▶ TASK GOAL: Set down the material below in full, matching it exactly.

##########

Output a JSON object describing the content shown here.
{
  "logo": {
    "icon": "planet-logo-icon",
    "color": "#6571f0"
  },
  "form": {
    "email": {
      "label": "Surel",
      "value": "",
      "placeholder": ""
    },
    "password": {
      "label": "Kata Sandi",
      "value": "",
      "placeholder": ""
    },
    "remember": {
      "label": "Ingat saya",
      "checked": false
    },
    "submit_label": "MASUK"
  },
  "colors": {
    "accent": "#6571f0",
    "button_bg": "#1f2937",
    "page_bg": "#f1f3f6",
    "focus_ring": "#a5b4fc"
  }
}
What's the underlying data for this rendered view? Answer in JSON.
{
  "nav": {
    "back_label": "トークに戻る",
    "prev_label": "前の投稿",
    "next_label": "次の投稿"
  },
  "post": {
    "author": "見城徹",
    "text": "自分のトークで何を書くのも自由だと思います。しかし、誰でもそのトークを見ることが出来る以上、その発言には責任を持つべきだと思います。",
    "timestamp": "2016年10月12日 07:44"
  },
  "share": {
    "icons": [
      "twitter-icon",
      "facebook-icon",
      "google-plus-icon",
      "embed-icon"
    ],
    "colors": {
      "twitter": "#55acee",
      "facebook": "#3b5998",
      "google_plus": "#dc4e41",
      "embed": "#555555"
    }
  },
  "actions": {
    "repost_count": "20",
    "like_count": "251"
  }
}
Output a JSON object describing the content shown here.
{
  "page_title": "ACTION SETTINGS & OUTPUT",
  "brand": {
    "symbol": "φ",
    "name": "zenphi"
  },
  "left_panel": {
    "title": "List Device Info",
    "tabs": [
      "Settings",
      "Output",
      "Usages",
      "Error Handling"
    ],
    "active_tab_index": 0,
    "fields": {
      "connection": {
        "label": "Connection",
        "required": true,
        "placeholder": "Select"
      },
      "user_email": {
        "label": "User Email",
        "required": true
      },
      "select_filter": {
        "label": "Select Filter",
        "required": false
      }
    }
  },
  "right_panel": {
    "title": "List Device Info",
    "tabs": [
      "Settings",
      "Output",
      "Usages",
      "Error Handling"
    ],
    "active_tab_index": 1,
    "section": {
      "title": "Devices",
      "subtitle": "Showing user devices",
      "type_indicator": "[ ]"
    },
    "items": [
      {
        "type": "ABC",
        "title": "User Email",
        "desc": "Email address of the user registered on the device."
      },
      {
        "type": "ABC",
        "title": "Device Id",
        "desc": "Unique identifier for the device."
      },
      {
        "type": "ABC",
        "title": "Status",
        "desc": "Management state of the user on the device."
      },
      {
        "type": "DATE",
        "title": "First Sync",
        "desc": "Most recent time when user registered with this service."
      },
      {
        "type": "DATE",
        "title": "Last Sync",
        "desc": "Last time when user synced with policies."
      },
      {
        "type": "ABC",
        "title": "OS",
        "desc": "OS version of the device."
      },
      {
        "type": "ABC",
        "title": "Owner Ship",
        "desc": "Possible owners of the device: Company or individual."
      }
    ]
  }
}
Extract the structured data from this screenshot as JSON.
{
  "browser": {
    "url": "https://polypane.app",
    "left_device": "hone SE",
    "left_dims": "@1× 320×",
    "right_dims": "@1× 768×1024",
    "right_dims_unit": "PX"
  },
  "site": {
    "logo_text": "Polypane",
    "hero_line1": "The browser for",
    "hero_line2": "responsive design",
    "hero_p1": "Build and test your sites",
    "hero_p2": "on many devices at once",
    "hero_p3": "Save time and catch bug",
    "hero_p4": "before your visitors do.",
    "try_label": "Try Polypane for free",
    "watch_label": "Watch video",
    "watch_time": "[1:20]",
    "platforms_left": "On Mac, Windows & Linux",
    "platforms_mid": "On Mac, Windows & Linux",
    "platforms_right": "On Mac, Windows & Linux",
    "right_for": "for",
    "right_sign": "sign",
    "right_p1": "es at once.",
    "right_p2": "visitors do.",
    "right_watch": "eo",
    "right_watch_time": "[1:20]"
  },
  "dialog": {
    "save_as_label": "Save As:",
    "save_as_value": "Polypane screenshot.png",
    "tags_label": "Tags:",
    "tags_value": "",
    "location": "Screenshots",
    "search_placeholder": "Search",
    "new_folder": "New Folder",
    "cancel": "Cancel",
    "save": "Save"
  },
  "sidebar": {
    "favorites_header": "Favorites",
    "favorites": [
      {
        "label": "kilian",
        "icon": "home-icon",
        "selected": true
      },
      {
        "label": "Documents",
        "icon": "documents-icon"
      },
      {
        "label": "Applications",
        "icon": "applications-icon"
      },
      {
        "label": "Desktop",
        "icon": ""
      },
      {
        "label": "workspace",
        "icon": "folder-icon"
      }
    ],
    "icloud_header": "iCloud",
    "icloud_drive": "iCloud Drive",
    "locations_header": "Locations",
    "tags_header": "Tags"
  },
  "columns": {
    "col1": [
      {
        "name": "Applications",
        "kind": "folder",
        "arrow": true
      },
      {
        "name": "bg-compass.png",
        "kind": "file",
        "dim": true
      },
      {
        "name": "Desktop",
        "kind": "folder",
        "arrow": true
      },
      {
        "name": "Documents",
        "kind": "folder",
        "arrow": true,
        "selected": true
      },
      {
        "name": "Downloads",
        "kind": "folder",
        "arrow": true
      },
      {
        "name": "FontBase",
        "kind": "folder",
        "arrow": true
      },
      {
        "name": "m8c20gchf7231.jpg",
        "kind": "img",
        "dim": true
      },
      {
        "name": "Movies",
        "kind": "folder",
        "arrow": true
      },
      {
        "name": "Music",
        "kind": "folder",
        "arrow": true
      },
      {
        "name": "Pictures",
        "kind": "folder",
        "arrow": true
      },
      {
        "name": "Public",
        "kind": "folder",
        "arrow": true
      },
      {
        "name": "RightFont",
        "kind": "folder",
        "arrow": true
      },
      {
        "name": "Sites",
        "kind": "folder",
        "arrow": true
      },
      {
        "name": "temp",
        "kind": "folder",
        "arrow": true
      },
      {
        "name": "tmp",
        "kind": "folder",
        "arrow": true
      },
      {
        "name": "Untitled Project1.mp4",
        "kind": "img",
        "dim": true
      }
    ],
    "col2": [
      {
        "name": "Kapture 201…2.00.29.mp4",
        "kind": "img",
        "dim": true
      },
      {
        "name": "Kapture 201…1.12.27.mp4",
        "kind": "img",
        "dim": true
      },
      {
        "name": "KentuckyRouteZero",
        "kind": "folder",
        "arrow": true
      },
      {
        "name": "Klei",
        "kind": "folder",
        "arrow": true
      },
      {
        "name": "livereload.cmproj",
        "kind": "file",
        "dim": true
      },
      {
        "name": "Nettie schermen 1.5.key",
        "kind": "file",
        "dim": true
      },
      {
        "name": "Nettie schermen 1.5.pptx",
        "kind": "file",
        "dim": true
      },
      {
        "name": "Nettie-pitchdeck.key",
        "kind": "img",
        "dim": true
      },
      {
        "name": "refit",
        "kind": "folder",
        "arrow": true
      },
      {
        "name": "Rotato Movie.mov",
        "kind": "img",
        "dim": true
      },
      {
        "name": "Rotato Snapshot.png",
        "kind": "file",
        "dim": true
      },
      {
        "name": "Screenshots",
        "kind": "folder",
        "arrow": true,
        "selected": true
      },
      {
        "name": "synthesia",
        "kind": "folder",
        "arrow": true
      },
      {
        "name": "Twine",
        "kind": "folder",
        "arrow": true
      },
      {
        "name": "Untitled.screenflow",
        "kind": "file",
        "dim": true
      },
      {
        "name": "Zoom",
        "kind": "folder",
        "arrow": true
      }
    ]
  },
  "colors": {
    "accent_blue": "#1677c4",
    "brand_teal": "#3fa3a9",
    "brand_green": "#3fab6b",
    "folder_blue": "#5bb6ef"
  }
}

##########

▶ EXERCISE SOLUTION:
Output a JSON object describing the content shown here.
{
  "logo": {
    "icon": "planet-logo-icon",
    "color": "#6571f0"
  },
  "form": {
    "email": {
      "label": "Surel",
      "value": "",
      "placeholder": ""
    },
    "password": {
      "label": "Kata Sandi",
      "value": "",
      "placeholder": ""
    },
    "remember": {
      "label": "Ingat saya",
      "checked": false
    },
    "submit_label": "MASUK"
  },
  "colors": {
    "accent": "#6571f0",
    "button_bg": "#1f2937",
    "page_bg": "#f1f3f6",
    "focus_ring": "#a5b4fc"
  }
}
What's the underlying data for this rendered view? Answer in JSON.
{
  "nav": {
    "back_label": "トークに戻る",
    "prev_label": "前の投稿",
    "next_label": "次の投稿"
  },
  "post": {
    "author": "見城徹",
    "text": "自分のトークで何を書くのも自由だと思います。しかし、誰でもそのトークを見ることが出来る以上、その発言には責任を持つべきだと思います。",
    "timestamp": "2016年10月12日 07:44"
  },
  "share": {
    "icons": [
      "twitter-icon",
      "facebook-icon",
      "google-plus-icon",
      "embed-icon"
    ],
    "colors": {
      "twitter": "#55acee",
      "facebook": "#3b5998",
      "google_plus": "#dc4e41",
      "embed": "#555555"
    }
  },
  "actions": {
    "repost_count": "20",
    "like_count": "251"
  }
}
Output a JSON object describing the content shown here.
{
  "page_title": "ACTION SETTINGS & OUTPUT",
  "brand": {
    "symbol": "φ",
    "name": "zenphi"
  },
  "left_panel": {
    "title": "List Device Info",
    "tabs": [
      "Settings",
      "Output",
      "Usages",
      "Error Handling"
    ],
    "active_tab_index": 0,
    "fields": {
      "connection": {
        "label": "Connection",
        "required": true,
        "placeholder": "Select"
      },
      "user_email": {
        "label": "User Email",
        "required": true
      },
      "select_filter": {
        "label": "Select Filter",
        "required": false
      }
    }
  },
  "right_panel": {
    "title": "List Device Info",
    "tabs": [
      "Settings",
      "Output",
      "Usages",
      "Error Handling"
    ],
    "active_tab_index": 1,
    "section": {
      "title": "Devices",
      "subtitle": "Showing user devices",
      "type_indicator": "[ ]"
    },
    "items": [
      {
        "type": "ABC",
        "title": "User Email",
        "desc": "Email address of the user registered on the device."
      },
      {
        "type": "ABC",
        "title": "Device Id",
        "desc": "Unique identifier for the device."
      },
      {
        "type": "ABC",
        "title": "Status",
        "desc": "Management state of the user on the device."
      },
      {
        "type": "DATE",
        "title": "First Sync",
        "desc": "Most recent time when user registered with this service."
      },
      {
        "type": "DATE",
        "title": "Last Sync",
        "desc": "Last time when user synced with policies."
      },
      {
        "type": "ABC",
        "title": "OS",
        "desc": "OS version of the device."
      },
      {
        "type": "ABC",
        "title": "Owner Ship",
        "desc": "Possible owners of the device: Company or individual."
      }
    ]
  }
}
Extract the structured data from this screenshot as JSON.
{
  "browser": {
    "url": "https://polypane.app",
    "left_device": "hone SE",
    "left_dims": "@1× 320×",
    "right_dims": "@1× 768×1024",
    "right_dims_unit": "PX"
  },
  "site": {
    "logo_text": "Polypane",
    "hero_line1": "The browser for",
    "hero_line2": "responsive design",
    "hero_p1": "Build and test your sites",
    "hero_p2": "on many devices at once",
    "hero_p3": "Save time and catch bug",
    "hero_p4": "before your visitors do.",
    "try_label": "Try Polypane for free",
    "watch_label": "Watch video",
    "watch_time": "[1:20]",
    "platforms_left": "On Mac, Windows & Linux",
    "platforms_mid": "On Mac, Windows & Linux",
    "platforms_right": "On Mac, Windows & Linux",
    "right_for": "for",
    "right_sign": "sign",
    "right_p1": "es at once.",
    "right_p2": "visitors do.",
    "right_watch": "eo",
    "right_watch_time": "[1:20]"
  },
  "dialog": {
    "save_as_label": "Save As:",
    "save_as_value": "Polypane screenshot.png",
    "tags_label": "Tags:",
    "tags_value": "",
    "location": "Screenshots",
    "search_placeholder": "Search",
    "new_folder": "New Folder",
    "cancel": "Cancel",
    "save": "Save"
  },
  "sidebar": {
    "favorites_header": "Favorites",
    "favorites": [
      {
        "label": "kilian",
        "icon": "home-icon",
        "selected": true
      },
      {
        "label": "Documents",
        "icon": "documents-icon"
      },
      {
        "label": "Applications",
        "icon": "applications-icon"
      },
      {
        "label": "Desktop",
        "icon": ""
      },
      {
        "label": "workspace",
        "icon": "folder-icon"
      }
    ],
    "icloud_header": "iCloud",
    "icloud_drive": "iCloud Drive",
    "locations_header": "Locations",
    "tags_header": "Tags"
  },
  "columns": {
    "col1": [
      {
        "name": "Applications",
        "kind": "folder",
        "arrow": true
      },
      {
        "name": "bg-compass.png",
        "kind": "file",
        "dim": true
      },
      {
        "name": "Desktop",
        "kind": "folder",
        "arrow": true
      },
      {
        "name": "Documents",
        "kind": "folder",
        "arrow": true,
        "selected": true
      },
      {
        "name": "Downloads",
        "kind": "folder",
        "arrow": true
      },
      {
        "name": "FontBase",
        "kind": "folder",
        "arrow": true
      },
      {
        "name": "m8c20gchf7231.jpg",
        "kind": "img",
        "dim": true
      },
      {
        "name": "Movies",
        "kind": "folder",
        "arrow": true
      },
      {
        "name": "Music",
        "kind": "folder",
        "arrow": true
      },
      {
        "name": "Pictures",
        "kind": "folder",
        "arrow": true
      },
      {
        "name": "Public",
        "kind": "folder",
        "arrow": true
      },
      {
        "name": "RightFont",
        "kind": "folder",
        "arrow": true
      },
      {
        "name": "Sites",
        "kind": "folder",
        "arrow": true
      },
      {
        "name": "temp",
        "kind": "folder",
        "arrow": true
      },
      {
        "name": "tmp",
        "kind": "folder",
        "arrow": true
      },
      {
        "name": "Untitled Project1.mp4",
        "kind": "img",
        "dim": true
      }
    ],
    "col2": [
      {
        "name": "Kapture 201…2.00.29.mp4",
        "kind": "img",
        "dim": true
      },
      {
        "name": "Kapture 201…1.12.27.mp4",
        "kind": "img",
        "dim": true
      },
      {
        "name": "KentuckyRouteZero",
        "kind": "folder",
        "arrow": true
      },
      {
        "name": "Klei",
        "kind": "folder",
        "arrow": true
      },
      {
        "name": "livereload.cmproj",
        "kind": "file",
        "dim": true
      },
      {
        "name": "Nettie schermen 1.5.key",
        "kind": "file",
        "dim": true
      },
      {
        "name": "Nettie schermen 1.5.pptx",
        "kind": "file",
        "dim": true
      },
      {
        "name": "Nettie-pitchdeck.key",
        "kind": "img",
        "dim": true
      },
      {
        "name": "refit",
        "kind": "folder",
        "arrow": true
      },
      {
        "name": "Rotato Movie.mov",
        "kind": "img",
        "dim": true
      },
      {
        "name": "Rotato Snapshot.png",
        "kind": "file",
        "dim": true
      },
      {
        "name": "Screenshots",
        "kind": "folder",
        "arrow": true,
        "selected": true
      },
      {
        "name": "synthesia",
        "kind": "folder",
        "arrow": true
      },
      {
        "name": "Twine",
        "kind": "folder",
        "arrow": true
      },
      {
        "name": "Untitled.screenflow",
        "kind": "file",
        "dim": true
      },
      {
        "name": "Zoom",
        "kind": "folder",
        "arrow": true
      }
    ]
  },
  "colors": {
    "accent_blue": "#1677c4",
    "brand_teal": "#3fa3a9",
    "brand_green": "#3fab6b",
    "folder_blue": "#5bb6ef"
  }
}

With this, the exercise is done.